What is being asked: Identify and pull out each line of the entries in which "from" occurs.

(Stored records)
▬▬▬▬▬▬▬▬▬▬

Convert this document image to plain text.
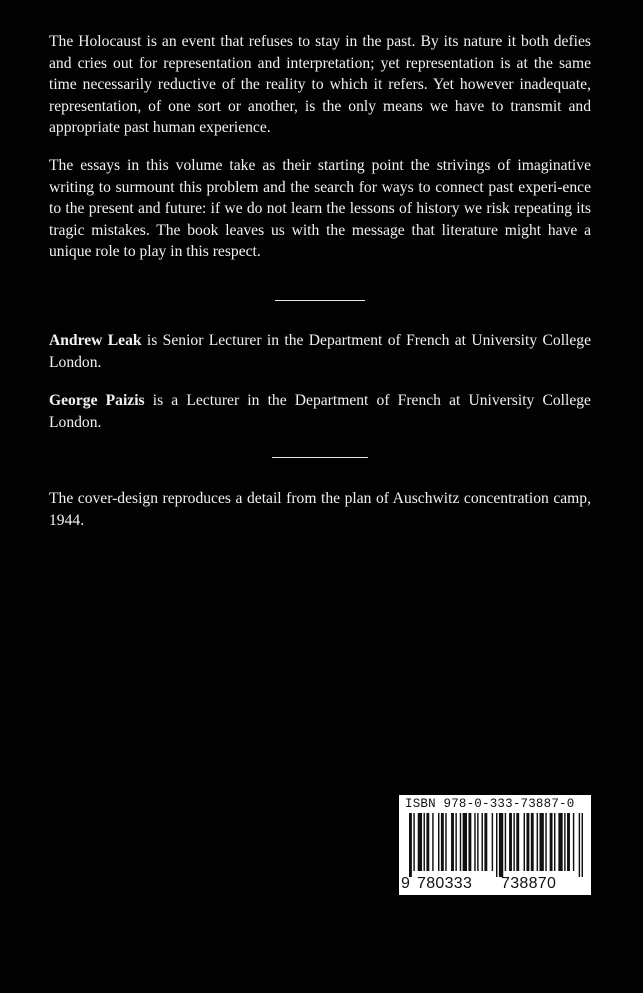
The Holocaust is an event that refuses to stay in the past. By its nature it both defies and cries out for representation and interpretation; yet representation is at the same time necessarily reductive of the reality to which it refers. Yet however inadequate, representation, of one sort or another, is the only means we have to transmit and appropriate past human experience.

The essays in this volume take as their starting point the strivings of imaginative writing to surmount this problem and the search for ways to connect past experi-ence to the present and future: if we do not learn the lessons of history we risk repeating its tragic mistakes. The book leaves us with the message that literature might have a unique role to play in this respect.

Andrew Leak is Senior Lecturer in the Department of French at University College London.

George Paizis is a Lecturer in the Department of French at University College London.

The cover-design reproduces a detail from the plan of Auschwitz concentration camp, 1944.

ISBN 978-0-333-73887-0
9 780333 738870
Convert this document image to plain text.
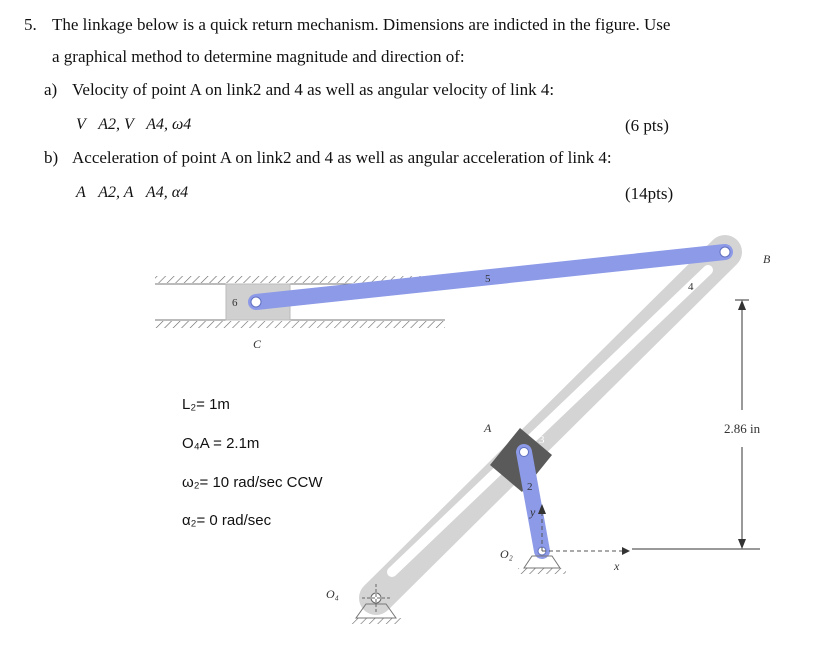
5. The linkage below is a quick return mechanism. Dimensions are indicted in the figure. Use
a graphical method to determine magnitude and direction of:
a) Velocity of point A on link2 and 4 as well as angular velocity of link 4:
V⃗A2, V⃗A4, ω4	(6 pts)
b) Acceleration of point A on link2 and 4 as well as angular acceleration of link 4:
A⃗A2, A⃗A4, α4	(14pts)
B
C
A
O₂
O₄
x
y
2
3
4
5
6
2.86 in
L₂= 1m
O₄A = 2.1m
ω₂= 10 rad/sec CCW
α₂= 0 rad/sec
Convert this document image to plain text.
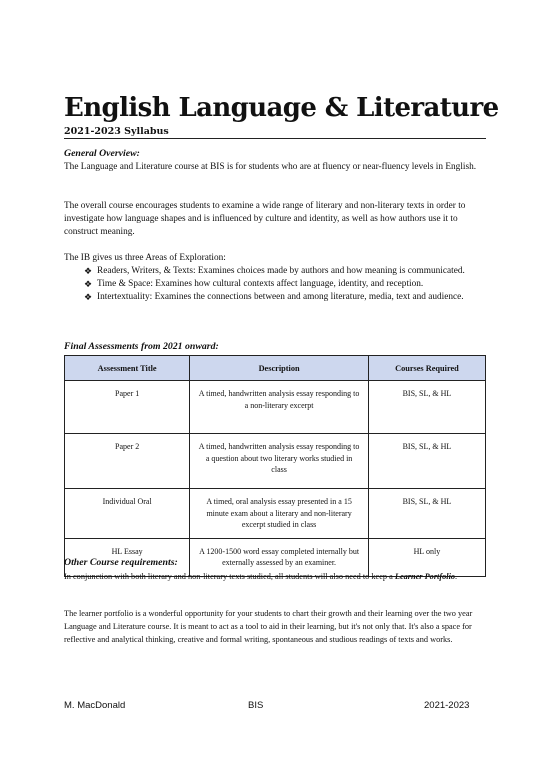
English Language & Literature
2021-2023 Syllabus
General Overview:
The Language and Literature course at BIS is for students who are at fluency or near-fluency levels in English.
The overall course encourages students to examine a wide range of literary and non-literary texts in order to investigate how language shapes and is influenced by culture and identity, as well as how authors use it to construct meaning.
The IB gives us three Areas of Exploration:
❖ Readers, Writers, & Texts: Examines choices made by authors and how meaning is communicated.
❖ Time & Space: Examines how cultural contexts affect language, identity, and reception.
❖ Intertextuality: Examines the connections between and among literature, media, text and audience.
Final Assessments from 2021 onward:
Assessment Title	Description	Courses Required
Paper 1	A timed, handwritten analysis essay responding to a non-literary excerpt	BIS, SL, & HL
Paper 2	A timed, handwritten analysis essay responding to a question about two literary works studied in class	BIS, SL, & HL
Individual Oral	A timed, oral analysis essay presented in a 15 minute exam about a literary and non-literary excerpt studied in class	BIS, SL, & HL
HL Essay	A 1200-1500 word essay completed internally but externally assessed by an examiner.	HL only
Other Course requirements:
In conjunction with both literary and non-literary texts studied, all students will also need to keep a Learner Portfolio.
The learner portfolio is a wonderful opportunity for your students to chart their growth and their learning over the two year Language and Literature course. It is meant to act as a tool to aid in their learning, but it's not only that. It's also a space for reflective and analytical thinking, creative and formal writing, spontaneous and studious readings of texts and works.
M. MacDonald	BIS	2021-2023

▬▬▬▬▬▬▬▬▬▬

Written answer:
The cover-design reproduces a detail from the plan of Auschwitz concentration camp, 1944.
Final Assessments from 2021 onward:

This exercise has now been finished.